The data:
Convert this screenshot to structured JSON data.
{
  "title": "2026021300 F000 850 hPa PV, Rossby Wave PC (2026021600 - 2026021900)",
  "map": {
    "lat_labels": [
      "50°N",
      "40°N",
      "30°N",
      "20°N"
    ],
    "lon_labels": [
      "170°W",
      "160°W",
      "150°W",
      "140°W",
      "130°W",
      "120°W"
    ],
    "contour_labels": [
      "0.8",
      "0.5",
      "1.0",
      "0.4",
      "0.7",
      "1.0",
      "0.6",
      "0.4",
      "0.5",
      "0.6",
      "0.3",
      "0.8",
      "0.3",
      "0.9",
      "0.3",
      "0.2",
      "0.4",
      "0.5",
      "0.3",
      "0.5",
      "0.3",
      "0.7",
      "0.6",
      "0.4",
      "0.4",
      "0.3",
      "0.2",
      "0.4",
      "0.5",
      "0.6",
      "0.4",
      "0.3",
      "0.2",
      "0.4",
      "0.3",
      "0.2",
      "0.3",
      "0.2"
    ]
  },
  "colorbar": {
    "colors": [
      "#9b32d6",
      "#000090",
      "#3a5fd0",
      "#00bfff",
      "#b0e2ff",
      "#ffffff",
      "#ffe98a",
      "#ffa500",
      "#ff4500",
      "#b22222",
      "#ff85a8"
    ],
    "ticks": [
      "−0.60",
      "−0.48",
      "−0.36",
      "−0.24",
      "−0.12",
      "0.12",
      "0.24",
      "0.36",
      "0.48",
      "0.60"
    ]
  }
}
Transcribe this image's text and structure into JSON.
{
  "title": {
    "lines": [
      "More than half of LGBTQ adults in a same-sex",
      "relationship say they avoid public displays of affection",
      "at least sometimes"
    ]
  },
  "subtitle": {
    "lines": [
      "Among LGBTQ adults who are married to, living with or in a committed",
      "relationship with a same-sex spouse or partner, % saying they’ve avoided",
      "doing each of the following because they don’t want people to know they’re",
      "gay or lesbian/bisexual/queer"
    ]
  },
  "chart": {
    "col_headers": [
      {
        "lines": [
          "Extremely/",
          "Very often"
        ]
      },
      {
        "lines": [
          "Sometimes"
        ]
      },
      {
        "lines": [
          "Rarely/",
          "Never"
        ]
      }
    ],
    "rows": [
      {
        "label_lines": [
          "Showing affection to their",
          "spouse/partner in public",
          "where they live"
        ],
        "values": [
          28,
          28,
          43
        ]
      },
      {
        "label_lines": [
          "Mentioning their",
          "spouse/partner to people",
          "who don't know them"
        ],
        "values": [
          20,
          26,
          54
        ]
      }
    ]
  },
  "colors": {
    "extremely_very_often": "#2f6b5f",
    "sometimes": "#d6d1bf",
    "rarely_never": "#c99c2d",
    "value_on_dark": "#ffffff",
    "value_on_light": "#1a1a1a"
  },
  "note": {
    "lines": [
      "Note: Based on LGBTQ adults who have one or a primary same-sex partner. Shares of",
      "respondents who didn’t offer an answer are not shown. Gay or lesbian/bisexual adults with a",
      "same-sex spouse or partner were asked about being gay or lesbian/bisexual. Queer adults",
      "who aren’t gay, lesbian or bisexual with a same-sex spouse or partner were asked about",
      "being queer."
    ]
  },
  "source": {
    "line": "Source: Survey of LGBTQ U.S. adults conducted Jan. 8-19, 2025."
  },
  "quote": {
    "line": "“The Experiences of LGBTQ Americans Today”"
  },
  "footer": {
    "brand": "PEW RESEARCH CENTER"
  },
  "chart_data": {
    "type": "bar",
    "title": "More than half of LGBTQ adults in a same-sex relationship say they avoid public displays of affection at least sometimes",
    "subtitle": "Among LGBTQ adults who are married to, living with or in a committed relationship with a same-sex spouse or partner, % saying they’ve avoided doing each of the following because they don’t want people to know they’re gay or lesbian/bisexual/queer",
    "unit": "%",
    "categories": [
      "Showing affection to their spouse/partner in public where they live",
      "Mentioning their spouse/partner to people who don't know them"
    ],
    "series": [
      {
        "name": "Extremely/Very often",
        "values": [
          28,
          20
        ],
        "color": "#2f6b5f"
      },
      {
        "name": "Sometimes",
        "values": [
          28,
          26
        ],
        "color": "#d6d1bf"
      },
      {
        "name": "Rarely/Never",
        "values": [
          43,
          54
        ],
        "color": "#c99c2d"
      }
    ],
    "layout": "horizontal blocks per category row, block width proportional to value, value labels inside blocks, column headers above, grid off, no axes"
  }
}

Task statement: Extract each line of the listing above, copying it word for word.

Result of this exercise:
Convert this screenshot to structured JSON data.
{
  "title": "2026021300 F000 850 hPa PV, Rossby Wave PC (2026021600 - 2026021900)",
  "map": {
    "lat_labels": [
      "50°N",
      "40°N",
      "30°N",
      "20°N"
    ],
    "lon_labels": [
      "170°W",
      "160°W",
      "150°W",
      "140°W",
      "130°W",
      "120°W"
    ],
    "contour_labels": [
      "0.8",
      "0.5",
      "1.0",
      "0.4",
      "0.7",
      "1.0",
      "0.6",
      "0.4",
      "0.5",
      "0.6",
      "0.3",
      "0.8",
      "0.3",
      "0.9",
      "0.3",
      "0.2",
      "0.4",
      "0.5",
      "0.3",
      "0.5",
      "0.3",
      "0.7",
      "0.6",
      "0.4",
      "0.4",
      "0.3",
      "0.2",
      "0.4",
      "0.5",
      "0.6",
      "0.4",
      "0.3",
      "0.2",
      "0.4",
      "0.3",
      "0.2",
      "0.3",
      "0.2"
    ]
  },
  "colorbar": {
    "colors": [
      "#9b32d6",
      "#000090",
      "#3a5fd0",
      "#00bfff",
      "#b0e2ff",
      "#ffffff",
      "#ffe98a",
      "#ffa500",
      "#ff4500",
      "#b22222",
      "#ff85a8"
    ],
    "ticks": [
      "−0.60",
      "−0.48",
      "−0.36",
      "−0.24",
      "−0.12",
      "0.12",
      "0.24",
      "0.36",
      "0.48",
      "0.60"
    ]
  }
}
Transcribe this image's text and structure into JSON.
{
  "title": {
    "lines": [
      "More than half of LGBTQ adults in a same-sex",
      "relationship say they avoid public displays of affection",
      "at least sometimes"
    ]
  },
  "subtitle": {
    "lines": [
      "Among LGBTQ adults who are married to, living with or in a committed",
      "relationship with a same-sex spouse or partner, % saying they’ve avoided",
      "doing each of the following because they don’t want people to know they’re",
      "gay or lesbian/bisexual/queer"
    ]
  },
  "chart": {
    "col_headers": [
      {
        "lines": [
          "Extremely/",
          "Very often"
        ]
      },
      {
        "lines": [
          "Sometimes"
        ]
      },
      {
        "lines": [
          "Rarely/",
          "Never"
        ]
      }
    ],
    "rows": [
      {
        "label_lines": [
          "Showing affection to their",
          "spouse/partner in public",
          "where they live"
        ],
        "values": [
          28,
          28,
          43
        ]
      },
      {
        "label_lines": [
          "Mentioning their",
          "spouse/partner to people",
          "who don't know them"
        ],
        "values": [
          20,
          26,
          54
        ]
      }
    ]
  },
  "colors": {
    "extremely_very_often": "#2f6b5f",
    "sometimes": "#d6d1bf",
    "rarely_never": "#c99c2d",
    "value_on_dark": "#ffffff",
    "value_on_light": "#1a1a1a"
  },
  "note": {
    "lines": [
      "Note: Based on LGBTQ adults who have one or a primary same-sex partner. Shares of",
      "respondents who didn’t offer an answer are not shown. Gay or lesbian/bisexual adults with a",
      "same-sex spouse or partner were asked about being gay or lesbian/bisexual. Queer adults",
      "who aren’t gay, lesbian or bisexual with a same-sex spouse or partner were asked about",
      "being queer."
    ]
  },
  "source": {
    "line": "Source: Survey of LGBTQ U.S. adults conducted Jan. 8-19, 2025."
  },
  "quote": {
    "line": "“The Experiences of LGBTQ Americans Today”"
  },
  "footer": {
    "brand": "PEW RESEARCH CENTER"
  },
  "chart_data": {
    "type": "bar",
    "title": "More than half of LGBTQ adults in a same-sex relationship say they avoid public displays of affection at least sometimes",
    "subtitle": "Among LGBTQ adults who are married to, living with or in a committed relationship with a same-sex spouse or partner, % saying they’ve avoided doing each of the following because they don’t want people to know they’re gay or lesbian/bisexual/queer",
    "unit": "%",
    "categories": [
      "Showing affection to their spouse/partner in public where they live",
      "Mentioning their spouse/partner to people who don't know them"
    ],
    "series": [
      {
        "name": "Extremely/Very often",
        "values": [
          28,
          20
        ],
        "color": "#2f6b5f"
      },
      {
        "name": "Sometimes",
        "values": [
          28,
          26
        ],
        "color": "#d6d1bf"
      },
      {
        "name": "Rarely/Never",
        "values": [
          43,
          54
        ],
        "color": "#c99c2d"
      }
    ],
    "layout": "horizontal blocks per category row, block width proportional to value, value labels inside blocks, column headers above, grid off, no axes"
  }
}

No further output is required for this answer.